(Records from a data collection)
-------
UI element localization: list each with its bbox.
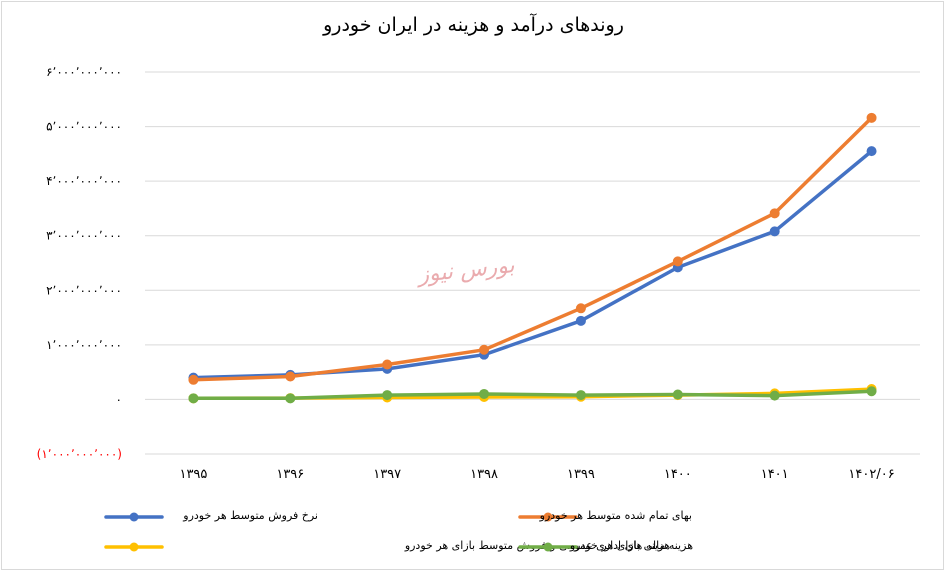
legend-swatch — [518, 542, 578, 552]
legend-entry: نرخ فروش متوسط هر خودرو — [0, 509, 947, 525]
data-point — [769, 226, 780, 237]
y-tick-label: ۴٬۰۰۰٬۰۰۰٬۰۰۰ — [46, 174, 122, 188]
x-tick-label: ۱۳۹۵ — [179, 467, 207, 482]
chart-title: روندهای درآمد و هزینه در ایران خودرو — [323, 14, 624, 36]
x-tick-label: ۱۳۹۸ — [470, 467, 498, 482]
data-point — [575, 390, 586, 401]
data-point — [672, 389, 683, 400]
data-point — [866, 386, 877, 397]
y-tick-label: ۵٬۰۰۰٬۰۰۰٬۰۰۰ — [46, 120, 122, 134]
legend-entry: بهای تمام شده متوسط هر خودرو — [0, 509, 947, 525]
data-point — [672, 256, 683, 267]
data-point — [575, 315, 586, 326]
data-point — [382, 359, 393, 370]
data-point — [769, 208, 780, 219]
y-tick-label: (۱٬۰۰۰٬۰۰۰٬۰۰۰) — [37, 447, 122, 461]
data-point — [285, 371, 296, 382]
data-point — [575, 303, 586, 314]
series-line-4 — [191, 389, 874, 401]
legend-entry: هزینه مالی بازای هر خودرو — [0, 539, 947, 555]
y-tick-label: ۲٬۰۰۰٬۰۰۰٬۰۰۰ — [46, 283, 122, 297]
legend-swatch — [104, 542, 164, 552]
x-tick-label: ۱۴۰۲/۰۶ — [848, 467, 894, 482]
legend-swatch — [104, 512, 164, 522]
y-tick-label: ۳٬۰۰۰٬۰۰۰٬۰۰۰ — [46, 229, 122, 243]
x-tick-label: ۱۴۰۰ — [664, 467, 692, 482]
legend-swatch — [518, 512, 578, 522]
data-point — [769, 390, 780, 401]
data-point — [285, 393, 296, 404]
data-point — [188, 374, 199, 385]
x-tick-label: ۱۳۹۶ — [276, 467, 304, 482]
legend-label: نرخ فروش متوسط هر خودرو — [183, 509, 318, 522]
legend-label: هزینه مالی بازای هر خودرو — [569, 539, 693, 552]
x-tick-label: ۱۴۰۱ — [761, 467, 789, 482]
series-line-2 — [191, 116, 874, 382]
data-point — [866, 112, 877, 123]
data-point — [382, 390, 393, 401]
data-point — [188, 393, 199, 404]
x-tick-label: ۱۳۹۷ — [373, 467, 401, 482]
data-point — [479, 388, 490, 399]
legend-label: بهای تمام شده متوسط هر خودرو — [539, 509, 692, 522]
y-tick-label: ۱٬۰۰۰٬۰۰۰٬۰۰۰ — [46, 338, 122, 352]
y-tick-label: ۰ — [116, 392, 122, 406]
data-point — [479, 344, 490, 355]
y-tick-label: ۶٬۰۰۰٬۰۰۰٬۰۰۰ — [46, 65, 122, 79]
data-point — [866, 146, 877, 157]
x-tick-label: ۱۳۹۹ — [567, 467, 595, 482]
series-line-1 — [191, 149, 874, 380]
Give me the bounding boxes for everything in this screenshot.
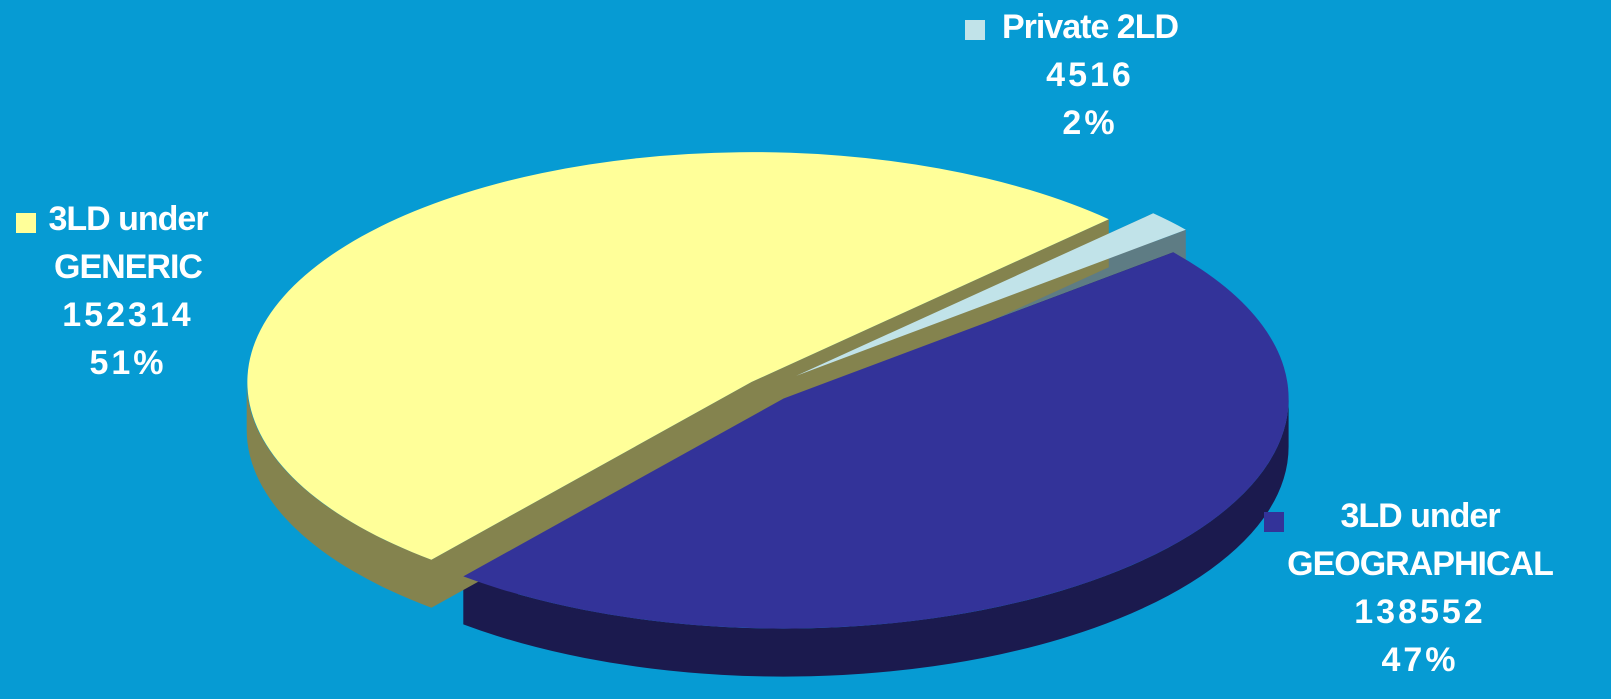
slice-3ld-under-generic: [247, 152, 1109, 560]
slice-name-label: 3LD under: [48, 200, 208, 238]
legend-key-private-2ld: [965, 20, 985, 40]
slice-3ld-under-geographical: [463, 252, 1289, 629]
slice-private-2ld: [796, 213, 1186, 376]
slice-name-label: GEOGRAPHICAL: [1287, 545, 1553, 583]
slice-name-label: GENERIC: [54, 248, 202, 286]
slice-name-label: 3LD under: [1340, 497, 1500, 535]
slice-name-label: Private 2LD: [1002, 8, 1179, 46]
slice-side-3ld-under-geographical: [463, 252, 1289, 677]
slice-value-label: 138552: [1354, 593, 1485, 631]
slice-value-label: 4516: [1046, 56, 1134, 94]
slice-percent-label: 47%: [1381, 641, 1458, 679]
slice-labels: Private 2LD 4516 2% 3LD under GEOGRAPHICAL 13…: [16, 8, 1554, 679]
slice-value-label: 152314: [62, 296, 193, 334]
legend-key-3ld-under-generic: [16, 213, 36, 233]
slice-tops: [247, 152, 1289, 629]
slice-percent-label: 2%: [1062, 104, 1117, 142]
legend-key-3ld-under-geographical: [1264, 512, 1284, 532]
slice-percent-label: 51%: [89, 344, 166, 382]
-------
Rename "y-tick-label" to "y-axis-label" in the entries from the line with "legend-swatch — [518, 542, 578, 552]" to the line with "data-point — [285, 371, 296, 382]", keeping everything else unchanged. Return only those lines.

legend-swatch — [518, 542, 578, 552]
legend-entry: نرخ فروش متوسط هر خودرو — [0, 509, 947, 525]
data-point — [769, 226, 780, 237]
y-axis-label: ۴٬۰۰۰٬۰۰۰٬۰۰۰ — [46, 174, 122, 188]
x-tick-label: ۱۳۹۵ — [179, 467, 207, 482]
chart-title: روندهای درآمد و هزینه در ایران خودرو — [323, 14, 624, 36]
x-tick-label: ۱۳۹۸ — [470, 467, 498, 482]
data-point — [575, 390, 586, 401]
data-point — [672, 389, 683, 400]
data-point — [866, 386, 877, 397]
y-axis-label: ۵٬۰۰۰٬۰۰۰٬۰۰۰ — [46, 120, 122, 134]
legend-entry: بهای تمام شده متوسط هر خودرو — [0, 509, 947, 525]
data-point — [672, 256, 683, 267]
data-point — [575, 315, 586, 326]
data-point — [382, 359, 393, 370]
data-point — [769, 208, 780, 219]
y-axis-label: (۱٬۰۰۰٬۰۰۰٬۰۰۰) — [37, 447, 122, 461]
data-point — [285, 371, 296, 382]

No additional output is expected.